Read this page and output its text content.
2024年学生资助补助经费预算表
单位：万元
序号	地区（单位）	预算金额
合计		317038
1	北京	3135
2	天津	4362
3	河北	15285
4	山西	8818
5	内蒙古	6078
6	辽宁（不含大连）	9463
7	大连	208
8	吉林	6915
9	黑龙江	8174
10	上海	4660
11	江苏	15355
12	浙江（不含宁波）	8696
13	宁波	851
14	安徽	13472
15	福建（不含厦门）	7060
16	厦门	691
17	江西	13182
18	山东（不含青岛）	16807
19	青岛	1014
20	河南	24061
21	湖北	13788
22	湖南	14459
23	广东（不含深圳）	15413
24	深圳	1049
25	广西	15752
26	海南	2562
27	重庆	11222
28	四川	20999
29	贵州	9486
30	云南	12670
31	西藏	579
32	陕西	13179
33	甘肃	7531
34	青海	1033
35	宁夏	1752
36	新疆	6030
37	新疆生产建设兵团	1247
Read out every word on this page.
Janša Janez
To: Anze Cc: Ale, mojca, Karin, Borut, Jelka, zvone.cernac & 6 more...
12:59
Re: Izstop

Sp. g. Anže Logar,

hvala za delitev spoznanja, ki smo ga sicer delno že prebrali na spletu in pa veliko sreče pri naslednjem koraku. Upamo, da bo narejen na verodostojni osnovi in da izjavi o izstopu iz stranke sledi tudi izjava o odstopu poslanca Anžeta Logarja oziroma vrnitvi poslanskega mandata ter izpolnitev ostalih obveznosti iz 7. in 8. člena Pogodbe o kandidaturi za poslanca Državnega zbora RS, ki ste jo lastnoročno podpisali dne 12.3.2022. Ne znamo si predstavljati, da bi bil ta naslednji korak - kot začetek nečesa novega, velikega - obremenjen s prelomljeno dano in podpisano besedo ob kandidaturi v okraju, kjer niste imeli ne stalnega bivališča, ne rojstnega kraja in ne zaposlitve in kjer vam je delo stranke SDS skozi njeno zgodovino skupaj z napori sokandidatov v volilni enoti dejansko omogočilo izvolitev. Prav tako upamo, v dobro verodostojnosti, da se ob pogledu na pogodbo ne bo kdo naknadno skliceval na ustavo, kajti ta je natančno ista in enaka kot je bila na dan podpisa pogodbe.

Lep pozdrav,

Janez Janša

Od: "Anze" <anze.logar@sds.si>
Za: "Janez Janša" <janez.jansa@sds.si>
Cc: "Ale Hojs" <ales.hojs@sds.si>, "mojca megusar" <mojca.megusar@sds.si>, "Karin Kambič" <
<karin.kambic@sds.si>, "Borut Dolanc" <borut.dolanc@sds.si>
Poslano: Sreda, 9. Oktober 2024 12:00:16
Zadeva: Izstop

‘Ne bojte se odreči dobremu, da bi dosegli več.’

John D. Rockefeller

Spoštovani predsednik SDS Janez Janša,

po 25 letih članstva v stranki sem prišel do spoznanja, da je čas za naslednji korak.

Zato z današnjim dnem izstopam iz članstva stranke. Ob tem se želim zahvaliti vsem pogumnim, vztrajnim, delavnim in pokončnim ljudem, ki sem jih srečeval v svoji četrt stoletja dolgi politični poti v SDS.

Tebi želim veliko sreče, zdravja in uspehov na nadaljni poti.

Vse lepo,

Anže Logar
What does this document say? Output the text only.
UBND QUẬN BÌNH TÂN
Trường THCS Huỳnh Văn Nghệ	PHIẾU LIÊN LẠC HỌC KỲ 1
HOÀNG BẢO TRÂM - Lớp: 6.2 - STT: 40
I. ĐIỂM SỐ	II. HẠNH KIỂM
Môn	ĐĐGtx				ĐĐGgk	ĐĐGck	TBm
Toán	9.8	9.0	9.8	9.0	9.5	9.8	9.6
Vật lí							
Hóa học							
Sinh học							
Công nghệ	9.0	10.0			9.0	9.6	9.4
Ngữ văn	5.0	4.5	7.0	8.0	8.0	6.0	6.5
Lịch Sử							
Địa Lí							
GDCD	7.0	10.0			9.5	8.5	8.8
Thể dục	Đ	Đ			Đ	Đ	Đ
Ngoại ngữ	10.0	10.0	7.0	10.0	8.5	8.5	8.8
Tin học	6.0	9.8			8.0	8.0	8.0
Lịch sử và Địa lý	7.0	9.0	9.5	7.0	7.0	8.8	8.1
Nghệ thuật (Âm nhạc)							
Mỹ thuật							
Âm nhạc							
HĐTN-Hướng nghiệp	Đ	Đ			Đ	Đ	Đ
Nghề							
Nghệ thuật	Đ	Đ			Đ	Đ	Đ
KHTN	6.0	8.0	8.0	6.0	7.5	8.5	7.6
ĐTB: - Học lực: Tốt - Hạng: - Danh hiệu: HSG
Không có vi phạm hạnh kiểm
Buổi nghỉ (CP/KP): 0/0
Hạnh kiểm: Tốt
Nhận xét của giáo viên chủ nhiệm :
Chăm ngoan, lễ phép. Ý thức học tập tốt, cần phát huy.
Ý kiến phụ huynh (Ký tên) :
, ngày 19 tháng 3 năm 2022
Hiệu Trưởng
---*---
GOAL: Output each entry precisely as given.

SOLUTION:
Read this page and output its text content.
2024年学生资助补助经费预算表
单位：万元
序号	地区（单位）	预算金额
合计		317038
1	北京	3135
2	天津	4362
3	河北	15285
4	山西	8818
5	内蒙古	6078
6	辽宁（不含大连）	9463
7	大连	208
8	吉林	6915
9	黑龙江	8174
10	上海	4660
11	江苏	15355
12	浙江（不含宁波）	8696
13	宁波	851
14	安徽	13472
15	福建（不含厦门）	7060
16	厦门	691
17	江西	13182
18	山东（不含青岛）	16807
19	青岛	1014
20	河南	24061
21	湖北	13788
22	湖南	14459
23	广东（不含深圳）	15413
24	深圳	1049
25	广西	15752
26	海南	2562
27	重庆	11222
28	四川	20999
29	贵州	9486
30	云南	12670
31	西藏	579
32	陕西	13179
33	甘肃	7531
34	青海	1033
35	宁夏	1752
36	新疆	6030
37	新疆生产建设兵团	1247
Read out every word on this page.
Janša Janez
To: Anze Cc: Ale, mojca, Karin, Borut, Jelka, zvone.cernac & 6 more...
12:59
Re: Izstop

Sp. g. Anže Logar,

hvala za delitev spoznanja, ki smo ga sicer delno že prebrali na spletu in pa veliko sreče pri naslednjem koraku. Upamo, da bo narejen na verodostojni osnovi in da izjavi o izstopu iz stranke sledi tudi izjava o odstopu poslanca Anžeta Logarja oziroma vrnitvi poslanskega mandata ter izpolnitev ostalih obveznosti iz 7. in 8. člena Pogodbe o kandidaturi za poslanca Državnega zbora RS, ki ste jo lastnoročno podpisali dne 12.3.2022. Ne znamo si predstavljati, da bi bil ta naslednji korak - kot začetek nečesa novega, velikega - obremenjen s prelomljeno dano in podpisano besedo ob kandidaturi v okraju, kjer niste imeli ne stalnega bivališča, ne rojstnega kraja in ne zaposlitve in kjer vam je delo stranke SDS skozi njeno zgodovino skupaj z napori sokandidatov v volilni enoti dejansko omogočilo izvolitev. Prav tako upamo, v dobro verodostojnosti, da se ob pogledu na pogodbo ne bo kdo naknadno skliceval na ustavo, kajti ta je natančno ista in enaka kot je bila na dan podpisa pogodbe.

Lep pozdrav,

Janez Janša

Od: "Anze" <anze.logar@sds.si>
Za: "Janez Janša" <janez.jansa@sds.si>
Cc: "Ale Hojs" <ales.hojs@sds.si>, "mojca megusar" <mojca.megusar@sds.si>, "Karin Kambič" <
<karin.kambic@sds.si>, "Borut Dolanc" <borut.dolanc@sds.si>
Poslano: Sreda, 9. Oktober 2024 12:00:16
Zadeva: Izstop

‘Ne bojte se odreči dobremu, da bi dosegli več.’

John D. Rockefeller

Spoštovani predsednik SDS Janez Janša,

po 25 letih članstva v stranki sem prišel do spoznanja, da je čas za naslednji korak.

Zato z današnjim dnem izstopam iz članstva stranke. Ob tem se želim zahvaliti vsem pogumnim, vztrajnim, delavnim in pokončnim ljudem, ki sem jih srečeval v svoji četrt stoletja dolgi politični poti v SDS.

Tebi želim veliko sreče, zdravja in uspehov na nadaljni poti.

Vse lepo,

Anže Logar
What does this document say? Output the text only.
UBND QUẬN BÌNH TÂN
Trường THCS Huỳnh Văn Nghệ	PHIẾU LIÊN LẠC HỌC KỲ 1
HOÀNG BẢO TRÂM - Lớp: 6.2 - STT: 40
I. ĐIỂM SỐ	II. HẠNH KIỂM
Môn	ĐĐGtx				ĐĐGgk	ĐĐGck	TBm
Toán	9.8	9.0	9.8	9.0	9.5	9.8	9.6
Vật lí							
Hóa học							
Sinh học							
Công nghệ	9.0	10.0			9.0	9.6	9.4
Ngữ văn	5.0	4.5	7.0	8.0	8.0	6.0	6.5
Lịch Sử							
Địa Lí							
GDCD	7.0	10.0			9.5	8.5	8.8
Thể dục	Đ	Đ			Đ	Đ	Đ
Ngoại ngữ	10.0	10.0	7.0	10.0	8.5	8.5	8.8
Tin học	6.0	9.8			8.0	8.0	8.0
Lịch sử và Địa lý	7.0	9.0	9.5	7.0	7.0	8.8	8.1
Nghệ thuật (Âm nhạc)							
Mỹ thuật							
Âm nhạc							
HĐTN-Hướng nghiệp	Đ	Đ			Đ	Đ	Đ
Nghề							
Nghệ thuật	Đ	Đ			Đ	Đ	Đ
KHTN	6.0	8.0	8.0	6.0	7.5	8.5	7.6
ĐTB: - Học lực: Tốt - Hạng: - Danh hiệu: HSG
Không có vi phạm hạnh kiểm
Buổi nghỉ (CP/KP): 0/0
Hạnh kiểm: Tốt
Nhận xét của giáo viên chủ nhiệm :
Chăm ngoan, lễ phép. Ý thức học tập tốt, cần phát huy.
Ý kiến phụ huynh (Ký tên) :
, ngày 19 tháng 3 năm 2022
Hiệu Trưởng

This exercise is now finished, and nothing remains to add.